#### Exercise materials

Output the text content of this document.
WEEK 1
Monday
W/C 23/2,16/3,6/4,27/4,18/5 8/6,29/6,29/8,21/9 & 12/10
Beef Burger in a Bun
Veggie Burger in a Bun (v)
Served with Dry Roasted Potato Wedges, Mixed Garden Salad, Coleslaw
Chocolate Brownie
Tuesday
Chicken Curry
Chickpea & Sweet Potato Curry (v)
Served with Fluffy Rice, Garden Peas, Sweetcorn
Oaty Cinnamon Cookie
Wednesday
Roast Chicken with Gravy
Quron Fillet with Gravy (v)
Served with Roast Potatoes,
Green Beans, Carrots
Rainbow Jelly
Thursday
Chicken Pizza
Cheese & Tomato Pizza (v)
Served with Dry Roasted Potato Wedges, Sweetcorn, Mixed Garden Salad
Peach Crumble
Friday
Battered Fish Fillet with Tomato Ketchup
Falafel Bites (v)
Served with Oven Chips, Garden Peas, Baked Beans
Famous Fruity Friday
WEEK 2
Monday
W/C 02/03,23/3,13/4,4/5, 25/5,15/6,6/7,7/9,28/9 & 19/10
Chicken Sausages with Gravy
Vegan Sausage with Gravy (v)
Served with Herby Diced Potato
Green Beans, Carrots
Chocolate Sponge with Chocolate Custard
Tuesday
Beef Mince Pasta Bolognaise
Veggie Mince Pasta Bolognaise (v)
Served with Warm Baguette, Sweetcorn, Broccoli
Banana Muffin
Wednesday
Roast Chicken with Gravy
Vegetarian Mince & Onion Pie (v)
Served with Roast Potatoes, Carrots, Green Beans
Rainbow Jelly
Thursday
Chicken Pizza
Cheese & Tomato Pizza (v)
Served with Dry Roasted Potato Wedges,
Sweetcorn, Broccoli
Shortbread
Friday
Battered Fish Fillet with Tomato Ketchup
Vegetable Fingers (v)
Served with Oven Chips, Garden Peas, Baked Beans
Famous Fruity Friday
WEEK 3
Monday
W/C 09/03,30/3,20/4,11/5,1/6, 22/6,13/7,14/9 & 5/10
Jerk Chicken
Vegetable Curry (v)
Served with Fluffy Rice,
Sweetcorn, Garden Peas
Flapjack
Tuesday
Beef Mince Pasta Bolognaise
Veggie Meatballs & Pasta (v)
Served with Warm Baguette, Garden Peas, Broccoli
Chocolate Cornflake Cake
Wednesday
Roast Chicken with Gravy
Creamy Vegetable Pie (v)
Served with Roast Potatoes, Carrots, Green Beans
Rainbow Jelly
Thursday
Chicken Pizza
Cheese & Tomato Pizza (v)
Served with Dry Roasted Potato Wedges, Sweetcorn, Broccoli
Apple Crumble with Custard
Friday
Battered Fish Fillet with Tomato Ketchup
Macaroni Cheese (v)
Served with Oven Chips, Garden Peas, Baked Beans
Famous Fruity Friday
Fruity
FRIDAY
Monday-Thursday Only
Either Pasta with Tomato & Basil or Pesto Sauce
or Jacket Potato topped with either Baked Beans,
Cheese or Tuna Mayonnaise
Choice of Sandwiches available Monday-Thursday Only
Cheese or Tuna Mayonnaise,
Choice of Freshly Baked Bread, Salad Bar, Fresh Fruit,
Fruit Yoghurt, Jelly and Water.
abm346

########

**Task requirements**
Collect every line from the records above that contains the word "Garden".

**The output**
Served with Dry Roasted Potato Wedges, Mixed Garden Salad, Coleslaw
Served with Fluffy Rice, Garden Peas, Sweetcorn
Served with Dry Roasted Potato Wedges, Sweetcorn, Mixed Garden Salad
Served with Oven Chips, Garden Peas, Baked Beans
Served with Oven Chips, Garden Peas, Baked Beans
Sweetcorn, Garden Peas
Served with Warm Baguette, Garden Peas, Broccoli
Served with Oven Chips, Garden Peas, Baked Beans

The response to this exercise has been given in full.